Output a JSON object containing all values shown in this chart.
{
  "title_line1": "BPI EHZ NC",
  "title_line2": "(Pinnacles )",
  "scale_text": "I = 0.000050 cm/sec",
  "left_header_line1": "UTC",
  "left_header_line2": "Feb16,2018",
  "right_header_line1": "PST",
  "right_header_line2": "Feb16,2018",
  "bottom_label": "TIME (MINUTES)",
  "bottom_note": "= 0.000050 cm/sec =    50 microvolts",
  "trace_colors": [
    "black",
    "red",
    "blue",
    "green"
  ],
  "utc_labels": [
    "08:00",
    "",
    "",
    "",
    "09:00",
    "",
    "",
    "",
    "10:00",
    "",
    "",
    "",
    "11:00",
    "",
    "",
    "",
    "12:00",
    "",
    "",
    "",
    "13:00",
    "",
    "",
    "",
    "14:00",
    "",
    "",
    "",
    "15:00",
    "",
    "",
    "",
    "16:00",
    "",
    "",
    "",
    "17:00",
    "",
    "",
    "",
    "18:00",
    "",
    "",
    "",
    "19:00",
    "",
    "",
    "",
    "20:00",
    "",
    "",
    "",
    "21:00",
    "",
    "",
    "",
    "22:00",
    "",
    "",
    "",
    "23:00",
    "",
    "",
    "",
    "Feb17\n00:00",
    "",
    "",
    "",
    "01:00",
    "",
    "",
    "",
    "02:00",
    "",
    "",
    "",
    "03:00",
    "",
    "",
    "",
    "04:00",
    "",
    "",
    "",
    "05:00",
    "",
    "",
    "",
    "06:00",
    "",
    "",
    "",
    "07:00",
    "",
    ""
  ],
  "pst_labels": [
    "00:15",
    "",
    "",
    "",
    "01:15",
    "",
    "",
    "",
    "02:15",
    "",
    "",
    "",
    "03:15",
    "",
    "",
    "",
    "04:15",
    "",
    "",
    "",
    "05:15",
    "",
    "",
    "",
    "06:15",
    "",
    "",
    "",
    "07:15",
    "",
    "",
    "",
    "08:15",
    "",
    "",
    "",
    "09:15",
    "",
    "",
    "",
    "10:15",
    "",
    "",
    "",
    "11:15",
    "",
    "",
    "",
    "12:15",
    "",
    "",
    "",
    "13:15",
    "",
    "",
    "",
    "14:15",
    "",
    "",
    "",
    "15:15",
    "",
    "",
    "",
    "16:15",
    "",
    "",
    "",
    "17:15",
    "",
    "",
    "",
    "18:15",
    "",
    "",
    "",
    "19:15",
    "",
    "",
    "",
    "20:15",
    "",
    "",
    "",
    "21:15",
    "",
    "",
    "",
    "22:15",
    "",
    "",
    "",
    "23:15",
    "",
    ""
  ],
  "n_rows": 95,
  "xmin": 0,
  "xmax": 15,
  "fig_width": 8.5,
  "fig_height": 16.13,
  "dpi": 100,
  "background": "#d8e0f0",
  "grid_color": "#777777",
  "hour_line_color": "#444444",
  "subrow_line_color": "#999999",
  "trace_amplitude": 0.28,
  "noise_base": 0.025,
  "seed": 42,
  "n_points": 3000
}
----------
● **EXERCISE AIM**:
Take the entries and copy them out exactly.

● **RESPONSE TO THIS TASK**:
Output a JSON object containing all values shown in this chart.
{
  "title_line1": "BPI EHZ NC",
  "title_line2": "(Pinnacles )",
  "scale_text": "I = 0.000050 cm/sec",
  "left_header_line1": "UTC",
  "left_header_line2": "Feb16,2018",
  "right_header_line1": "PST",
  "right_header_line2": "Feb16,2018",
  "bottom_label": "TIME (MINUTES)",
  "bottom_note": "= 0.000050 cm/sec =    50 microvolts",
  "trace_colors": [
    "black",
    "red",
    "blue",
    "green"
  ],
  "utc_labels": [
    "08:00",
    "",
    "",
    "",
    "09:00",
    "",
    "",
    "",
    "10:00",
    "",
    "",
    "",
    "11:00",
    "",
    "",
    "",
    "12:00",
    "",
    "",
    "",
    "13:00",
    "",
    "",
    "",
    "14:00",
    "",
    "",
    "",
    "15:00",
    "",
    "",
    "",
    "16:00",
    "",
    "",
    "",
    "17:00",
    "",
    "",
    "",
    "18:00",
    "",
    "",
    "",
    "19:00",
    "",
    "",
    "",
    "20:00",
    "",
    "",
    "",
    "21:00",
    "",
    "",
    "",
    "22:00",
    "",
    "",
    "",
    "23:00",
    "",
    "",
    "",
    "Feb17\n00:00",
    "",
    "",
    "",
    "01:00",
    "",
    "",
    "",
    "02:00",
    "",
    "",
    "",
    "03:00",
    "",
    "",
    "",
    "04:00",
    "",
    "",
    "",
    "05:00",
    "",
    "",
    "",
    "06:00",
    "",
    "",
    "",
    "07:00",
    "",
    ""
  ],
  "pst_labels": [
    "00:15",
    "",
    "",
    "",
    "01:15",
    "",
    "",
    "",
    "02:15",
    "",
    "",
    "",
    "03:15",
    "",
    "",
    "",
    "04:15",
    "",
    "",
    "",
    "05:15",
    "",
    "",
    "",
    "06:15",
    "",
    "",
    "",
    "07:15",
    "",
    "",
    "",
    "08:15",
    "",
    "",
    "",
    "09:15",
    "",
    "",
    "",
    "10:15",
    "",
    "",
    "",
    "11:15",
    "",
    "",
    "",
    "12:15",
    "",
    "",
    "",
    "13:15",
    "",
    "",
    "",
    "14:15",
    "",
    "",
    "",
    "15:15",
    "",
    "",
    "",
    "16:15",
    "",
    "",
    "",
    "17:15",
    "",
    "",
    "",
    "18:15",
    "",
    "",
    "",
    "19:15",
    "",
    "",
    "",
    "20:15",
    "",
    "",
    "",
    "21:15",
    "",
    "",
    "",
    "22:15",
    "",
    "",
    "",
    "23:15",
    "",
    ""
  ],
  "n_rows": 95,
  "xmin": 0,
  "xmax": 15,
  "fig_width": 8.5,
  "fig_height": 16.13,
  "dpi": 100,
  "background": "#d8e0f0",
  "grid_color": "#777777",
  "hour_line_color": "#444444",
  "subrow_line_color": "#999999",
  "trace_amplitude": 0.28,
  "noise_base": 0.025,
  "seed": 42,
  "n_points": 3000
}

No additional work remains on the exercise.